WORK TO COMPLETE: Find how many lines in the material hold the word "SRMTID", then state that number and nothing more.

** START **

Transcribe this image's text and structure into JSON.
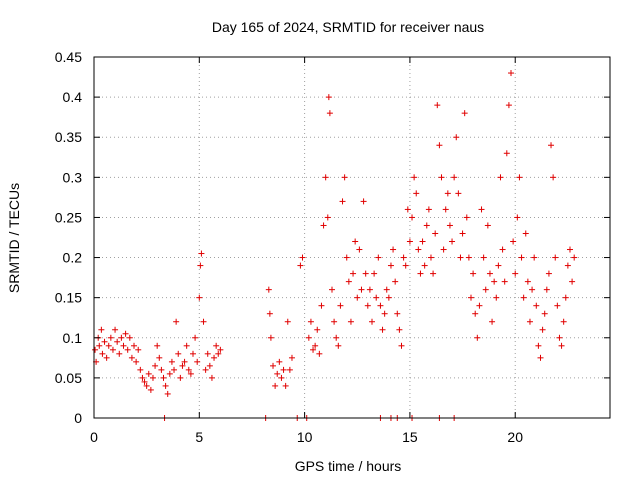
{
  "chart_data": {
    "type": "scatter",
    "title": "Day 165 of 2024, SRMTID for receiver naus",
    "xlabel": "GPS time / hours",
    "ylabel": "SRMTID / TECUs",
    "xlim": [
      0,
      24.5
    ],
    "ylim": [
      0,
      0.45
    ],
    "x_ticks": [
      0,
      5,
      10,
      15,
      20
    ],
    "x_tick_labels": [
      "0",
      "5",
      "10",
      "15",
      "20"
    ],
    "y_ticks": [
      0,
      0.05,
      0.1,
      0.15,
      0.2,
      0.25,
      0.3,
      0.35,
      0.4,
      0.45
    ],
    "y_tick_labels": [
      "0",
      "0.05",
      "0.1",
      "0.15",
      "0.2",
      "0.25",
      "0.3",
      "0.35",
      "0.4",
      "0.45"
    ],
    "grid": true,
    "marker": "plus",
    "color": "#e00000",
    "series": [
      {
        "name": "SRMTID",
        "points": [
          [
            0.05,
            0.085
          ],
          [
            0.1,
            0.07
          ],
          [
            0.2,
            0.1
          ],
          [
            0.25,
            0.09
          ],
          [
            0.35,
            0.11
          ],
          [
            0.4,
            0.08
          ],
          [
            0.5,
            0.095
          ],
          [
            0.6,
            0.075
          ],
          [
            0.7,
            0.09
          ],
          [
            0.8,
            0.1
          ],
          [
            0.9,
            0.085
          ],
          [
            1.0,
            0.11
          ],
          [
            1.1,
            0.095
          ],
          [
            1.2,
            0.08
          ],
          [
            1.3,
            0.1
          ],
          [
            1.4,
            0.09
          ],
          [
            1.5,
            0.105
          ],
          [
            1.6,
            0.085
          ],
          [
            1.7,
            0.1
          ],
          [
            1.8,
            0.075
          ],
          [
            1.9,
            0.09
          ],
          [
            2.0,
            0.07
          ],
          [
            2.1,
            0.085
          ],
          [
            2.2,
            0.06
          ],
          [
            2.3,
            0.05
          ],
          [
            2.4,
            0.045
          ],
          [
            2.5,
            0.04
          ],
          [
            2.6,
            0.055
          ],
          [
            2.7,
            0.035
          ],
          [
            2.8,
            0.05
          ],
          [
            2.9,
            0.065
          ],
          [
            3.0,
            0.09
          ],
          [
            3.1,
            0.075
          ],
          [
            3.2,
            0.06
          ],
          [
            3.3,
            0.05
          ],
          [
            3.4,
            0.04
          ],
          [
            3.5,
            0.03
          ],
          [
            3.6,
            0.055
          ],
          [
            3.7,
            0.07
          ],
          [
            3.8,
            0.06
          ],
          [
            3.9,
            0.12
          ],
          [
            4.0,
            0.08
          ],
          [
            4.1,
            0.05
          ],
          [
            4.2,
            0.065
          ],
          [
            4.3,
            0.07
          ],
          [
            4.4,
            0.09
          ],
          [
            4.5,
            0.06
          ],
          [
            4.6,
            0.055
          ],
          [
            4.7,
            0.08
          ],
          [
            4.8,
            0.1
          ],
          [
            4.9,
            0.07
          ],
          [
            5.0,
            0.15
          ],
          [
            5.05,
            0.19
          ],
          [
            5.1,
            0.205
          ],
          [
            5.2,
            0.12
          ],
          [
            5.3,
            0.06
          ],
          [
            5.4,
            0.08
          ],
          [
            5.5,
            0.065
          ],
          [
            5.6,
            0.05
          ],
          [
            5.7,
            0.075
          ],
          [
            5.8,
            0.09
          ],
          [
            5.9,
            0.08
          ],
          [
            6.0,
            0.085
          ],
          [
            8.3,
            0.16
          ],
          [
            8.35,
            0.13
          ],
          [
            8.4,
            0.1
          ],
          [
            8.5,
            0.065
          ],
          [
            8.6,
            0.04
          ],
          [
            8.7,
            0.055
          ],
          [
            8.8,
            0.07
          ],
          [
            8.9,
            0.05
          ],
          [
            9.0,
            0.06
          ],
          [
            9.1,
            0.04
          ],
          [
            9.2,
            0.12
          ],
          [
            9.3,
            0.06
          ],
          [
            9.4,
            0.075
          ],
          [
            9.8,
            0.19
          ],
          [
            9.9,
            0.2
          ],
          [
            10.2,
            0.1
          ],
          [
            10.3,
            0.12
          ],
          [
            10.4,
            0.085
          ],
          [
            10.5,
            0.09
          ],
          [
            10.6,
            0.11
          ],
          [
            10.7,
            0.08
          ],
          [
            10.8,
            0.14
          ],
          [
            10.9,
            0.24
          ],
          [
            11.0,
            0.3
          ],
          [
            11.1,
            0.25
          ],
          [
            11.15,
            0.4
          ],
          [
            11.2,
            0.38
          ],
          [
            11.3,
            0.16
          ],
          [
            11.4,
            0.12
          ],
          [
            11.5,
            0.1
          ],
          [
            11.6,
            0.09
          ],
          [
            11.7,
            0.14
          ],
          [
            11.8,
            0.27
          ],
          [
            11.9,
            0.3
          ],
          [
            12.0,
            0.2
          ],
          [
            12.1,
            0.17
          ],
          [
            12.2,
            0.12
          ],
          [
            12.3,
            0.18
          ],
          [
            12.4,
            0.22
          ],
          [
            12.5,
            0.15
          ],
          [
            12.6,
            0.21
          ],
          [
            12.7,
            0.16
          ],
          [
            12.8,
            0.27
          ],
          [
            12.9,
            0.18
          ],
          [
            13.0,
            0.14
          ],
          [
            13.1,
            0.16
          ],
          [
            13.2,
            0.12
          ],
          [
            13.3,
            0.18
          ],
          [
            13.4,
            0.15
          ],
          [
            13.5,
            0.2
          ],
          [
            13.6,
            0.14
          ],
          [
            13.7,
            0.11
          ],
          [
            13.8,
            0.13
          ],
          [
            13.9,
            0.16
          ],
          [
            14.0,
            0.15
          ],
          [
            14.1,
            0.19
          ],
          [
            14.2,
            0.21
          ],
          [
            14.3,
            0.17
          ],
          [
            14.4,
            0.13
          ],
          [
            14.5,
            0.11
          ],
          [
            14.6,
            0.09
          ],
          [
            14.7,
            0.2
          ],
          [
            14.8,
            0.19
          ],
          [
            14.9,
            0.26
          ],
          [
            15.0,
            0.22
          ],
          [
            15.1,
            0.25
          ],
          [
            15.2,
            0.3
          ],
          [
            15.3,
            0.28
          ],
          [
            15.4,
            0.21
          ],
          [
            15.5,
            0.18
          ],
          [
            15.6,
            0.22
          ],
          [
            15.7,
            0.19
          ],
          [
            15.8,
            0.24
          ],
          [
            15.9,
            0.26
          ],
          [
            16.0,
            0.2
          ],
          [
            16.1,
            0.18
          ],
          [
            16.2,
            0.23
          ],
          [
            16.3,
            0.39
          ],
          [
            16.4,
            0.34
          ],
          [
            16.5,
            0.3
          ],
          [
            16.6,
            0.21
          ],
          [
            16.7,
            0.26
          ],
          [
            16.8,
            0.28
          ],
          [
            16.9,
            0.24
          ],
          [
            17.0,
            0.22
          ],
          [
            17.1,
            0.3
          ],
          [
            17.2,
            0.35
          ],
          [
            17.3,
            0.28
          ],
          [
            17.4,
            0.2
          ],
          [
            17.5,
            0.23
          ],
          [
            17.6,
            0.38
          ],
          [
            17.7,
            0.25
          ],
          [
            17.8,
            0.2
          ],
          [
            17.9,
            0.15
          ],
          [
            18.0,
            0.18
          ],
          [
            18.1,
            0.13
          ],
          [
            18.2,
            0.1
          ],
          [
            18.3,
            0.14
          ],
          [
            18.4,
            0.26
          ],
          [
            18.5,
            0.2
          ],
          [
            18.6,
            0.16
          ],
          [
            18.7,
            0.24
          ],
          [
            18.8,
            0.18
          ],
          [
            18.9,
            0.12
          ],
          [
            19.0,
            0.17
          ],
          [
            19.1,
            0.15
          ],
          [
            19.2,
            0.19
          ],
          [
            19.3,
            0.3
          ],
          [
            19.4,
            0.21
          ],
          [
            19.5,
            0.17
          ],
          [
            19.6,
            0.33
          ],
          [
            19.7,
            0.39
          ],
          [
            19.8,
            0.43
          ],
          [
            19.9,
            0.22
          ],
          [
            20.0,
            0.18
          ],
          [
            20.1,
            0.25
          ],
          [
            20.2,
            0.3
          ],
          [
            20.3,
            0.2
          ],
          [
            20.4,
            0.15
          ],
          [
            20.5,
            0.23
          ],
          [
            20.6,
            0.17
          ],
          [
            20.7,
            0.12
          ],
          [
            20.8,
            0.16
          ],
          [
            20.9,
            0.2
          ],
          [
            21.0,
            0.14
          ],
          [
            21.1,
            0.09
          ],
          [
            21.2,
            0.075
          ],
          [
            21.3,
            0.11
          ],
          [
            21.4,
            0.13
          ],
          [
            21.5,
            0.16
          ],
          [
            21.6,
            0.18
          ],
          [
            21.7,
            0.34
          ],
          [
            21.8,
            0.3
          ],
          [
            21.9,
            0.2
          ],
          [
            22.0,
            0.14
          ],
          [
            22.1,
            0.1
          ],
          [
            22.2,
            0.09
          ],
          [
            22.3,
            0.12
          ],
          [
            22.4,
            0.15
          ],
          [
            22.5,
            0.19
          ],
          [
            22.6,
            0.21
          ],
          [
            22.7,
            0.17
          ],
          [
            22.8,
            0.2
          ],
          [
            3.35,
            0
          ],
          [
            8.15,
            0
          ],
          [
            9.65,
            0
          ],
          [
            10.1,
            0
          ],
          [
            13.6,
            0
          ],
          [
            14.1,
            0
          ],
          [
            14.4,
            0
          ],
          [
            15.1,
            0
          ],
          [
            16.4,
            0
          ],
          [
            17.1,
            0
          ]
        ]
      }
    ]
  }
}
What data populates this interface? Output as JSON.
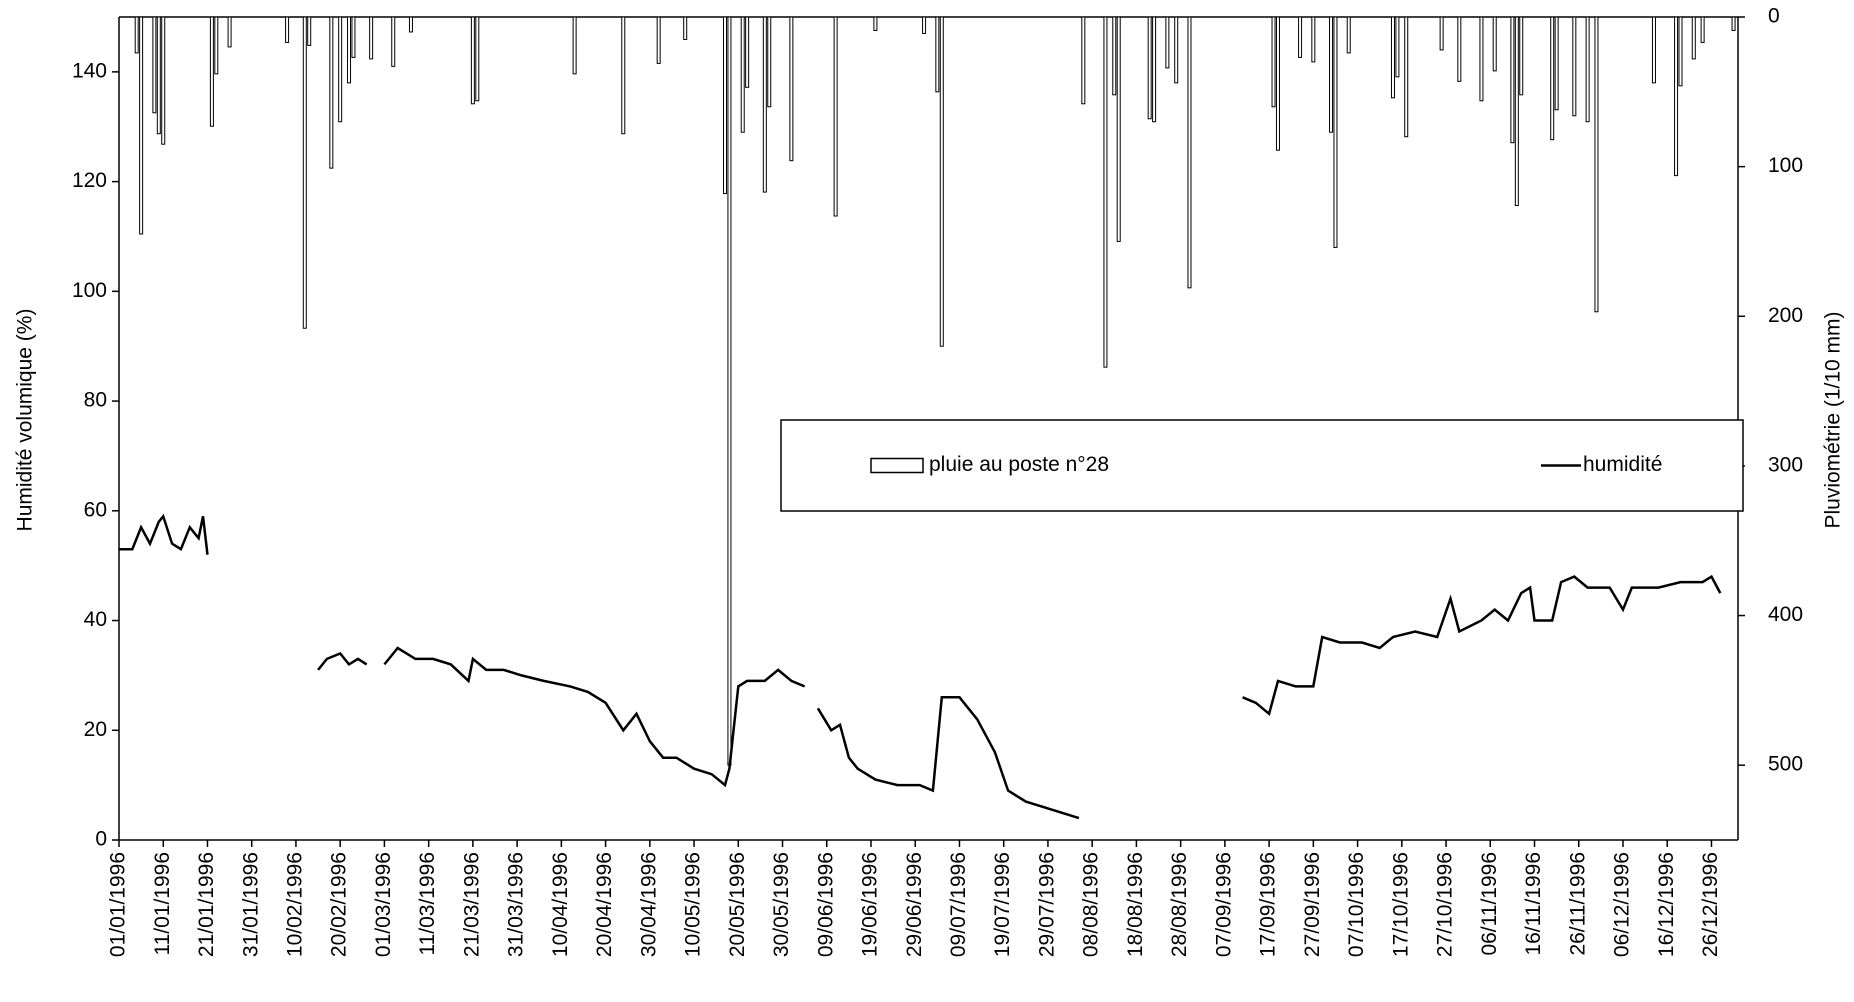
{
  "chart_data": {
    "type": "combo",
    "y_label": "Humidité volumique (%)",
    "y2_label": "Pluviométrie (1/10 mm)",
    "xlim": [
      "01/01/1996",
      "31/12/1996"
    ],
    "xticks": [
      "01/01/1996",
      "11/01/1996",
      "21/01/1996",
      "31/01/1996",
      "10/02/1996",
      "20/02/1996",
      "01/03/1996",
      "11/03/1996",
      "21/03/1996",
      "31/03/1996",
      "10/04/1996",
      "20/04/1996",
      "30/04/1996",
      "10/05/1996",
      "20/05/1996",
      "30/05/1996",
      "09/06/1996",
      "19/06/1996",
      "29/06/1996",
      "09/07/1996",
      "19/07/1996",
      "29/07/1996",
      "08/08/1996",
      "18/08/1996",
      "28/08/1996",
      "07/09/1996",
      "17/09/1996",
      "27/09/1996",
      "07/10/1996",
      "17/10/1996",
      "27/10/1996",
      "06/11/1996",
      "16/11/1996",
      "26/11/1996",
      "06/12/1996",
      "16/12/1996",
      "26/12/1996"
    ],
    "ylim": [
      0,
      150
    ],
    "yticks": [
      0,
      20,
      40,
      60,
      80,
      100,
      120,
      140
    ],
    "y2lim": [
      0,
      550
    ],
    "y2ticks": [
      0,
      100,
      200,
      300,
      400,
      500
    ],
    "y2_inverted": true,
    "legend": "center",
    "series": [
      {
        "name": "pluie au poste n°28",
        "type": "bar",
        "axis": "y2",
        "color": "#ffffff",
        "stroke": "#000000",
        "x": [
          "05/01/1996",
          "06/01/1996",
          "09/01/1996",
          "10/01/1996",
          "11/01/1996",
          "22/01/1996",
          "23/01/1996",
          "26/01/1996",
          "08/02/1996",
          "12/02/1996",
          "13/02/1996",
          "18/02/1996",
          "20/02/1996",
          "22/02/1996",
          "23/02/1996",
          "27/02/1996",
          "03/03/1996",
          "07/03/1996",
          "21/03/1996",
          "22/03/1996",
          "13/04/1996",
          "24/04/1996",
          "02/05/1996",
          "08/05/1996",
          "17/05/1996",
          "18/05/1996",
          "21/05/1996",
          "22/05/1996",
          "26/05/1996",
          "27/05/1996",
          "01/06/1996",
          "11/06/1996",
          "20/06/1996",
          "01/07/1996",
          "04/07/1996",
          "05/07/1996",
          "06/08/1996",
          "11/08/1996",
          "13/08/1996",
          "14/08/1996",
          "21/08/1996",
          "22/08/1996",
          "25/08/1996",
          "27/08/1996",
          "30/08/1996",
          "18/09/1996",
          "19/09/1996",
          "24/09/1996",
          "27/09/1996",
          "01/10/1996",
          "02/10/1996",
          "05/10/1996",
          "15/10/1996",
          "16/10/1996",
          "18/10/1996",
          "26/10/1996",
          "30/10/1996",
          "04/11/1996",
          "07/11/1996",
          "11/11/1996",
          "12/11/1996",
          "13/11/1996",
          "20/11/1996",
          "21/11/1996",
          "25/11/1996",
          "28/11/1996",
          "30/11/1996",
          "13/12/1996",
          "18/12/1996",
          "19/12/1996",
          "22/12/1996",
          "24/12/1996",
          "31/12/1996"
        ],
        "values": [
          24,
          145,
          64,
          78,
          85,
          73,
          38,
          20,
          17,
          208,
          19,
          101,
          70,
          44,
          27,
          28,
          33,
          10,
          58,
          56,
          38,
          78,
          31,
          15,
          118,
          500,
          77,
          47,
          117,
          60,
          96,
          133,
          9,
          11,
          50,
          220,
          58,
          234,
          52,
          150,
          68,
          70,
          34,
          44,
          181,
          60,
          89,
          27,
          30,
          77,
          154,
          24,
          54,
          40,
          80,
          22,
          43,
          56,
          36,
          84,
          126,
          52,
          82,
          62,
          66,
          70,
          197,
          44,
          106,
          46,
          28,
          17,
          9
        ]
      },
      {
        "name": "humidité",
        "type": "line",
        "axis": "y",
        "color": "#000000",
        "x": [
          "01/01/1996",
          "04/01/1996",
          "06/01/1996",
          "08/01/1996",
          "10/01/1996",
          "11/01/1996",
          "13/01/1996",
          "15/01/1996",
          "17/01/1996",
          "19/01/1996",
          "20/01/1996",
          "21/01/1996",
          "01/02/1996",
          "15/02/1996",
          "17/02/1996",
          "20/02/1996",
          "22/02/1996",
          "24/02/1996",
          "26/02/1996",
          "28/02/1996",
          "01/03/1996",
          "04/03/1996",
          "08/03/1996",
          "12/03/1996",
          "16/03/1996",
          "20/03/1996",
          "21/03/1996",
          "24/03/1996",
          "28/03/1996",
          "01/04/1996",
          "06/04/1996",
          "12/04/1996",
          "16/04/1996",
          "20/04/1996",
          "24/04/1996",
          "27/04/1996",
          "30/04/1996",
          "03/05/1996",
          "06/05/1996",
          "10/05/1996",
          "14/05/1996",
          "17/05/1996",
          "18/05/1996",
          "20/05/1996",
          "22/05/1996",
          "26/05/1996",
          "29/05/1996",
          "01/06/1996",
          "04/06/1996",
          "06/06/1996",
          "07/06/1996",
          "10/06/1996",
          "12/06/1996",
          "14/06/1996",
          "16/06/1996",
          "20/06/1996",
          "25/06/1996",
          "30/06/1996",
          "03/07/1996",
          "05/07/1996",
          "09/07/1996",
          "13/07/1996",
          "17/07/1996",
          "20/07/1996",
          "24/07/1996",
          "28/07/1996",
          "01/08/1996",
          "05/08/1996",
          "01/09/1996",
          "11/09/1996",
          "14/09/1996",
          "17/09/1996",
          "19/09/1996",
          "23/09/1996",
          "27/09/1996",
          "29/09/1996",
          "03/10/1996",
          "08/10/1996",
          "12/10/1996",
          "15/10/1996",
          "20/10/1996",
          "25/10/1996",
          "28/10/1996",
          "30/10/1996",
          "04/11/1996",
          "07/11/1996",
          "10/11/1996",
          "13/11/1996",
          "15/11/1996",
          "16/11/1996",
          "20/11/1996",
          "22/11/1996",
          "25/11/1996",
          "28/11/1996",
          "03/12/1996",
          "06/12/1996",
          "08/12/1996",
          "14/12/1996",
          "19/12/1996",
          "24/12/1996",
          "26/12/1996",
          "28/12/1996"
        ],
        "values": [
          53,
          53,
          57,
          54,
          58,
          59,
          54,
          53,
          57,
          55,
          59,
          52,
          null,
          31,
          33,
          34,
          32,
          33,
          32,
          null,
          32,
          35,
          33,
          33,
          32,
          29,
          33,
          31,
          31,
          30,
          29,
          28,
          27,
          25,
          20,
          23,
          18,
          15,
          15,
          13,
          12,
          10,
          13,
          28,
          29,
          29,
          31,
          29,
          28,
          null,
          24,
          20,
          21,
          15,
          13,
          11,
          10,
          10,
          9,
          26,
          26,
          22,
          16,
          9,
          7,
          6,
          5,
          4,
          null,
          26,
          25,
          23,
          29,
          28,
          28,
          37,
          36,
          36,
          35,
          37,
          38,
          37,
          44,
          38,
          40,
          42,
          40,
          45,
          46,
          40,
          40,
          47,
          48,
          46,
          46,
          42,
          46,
          46,
          47,
          47,
          48,
          45
        ]
      }
    ]
  }
}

** END **

TASK RESPONSE: 3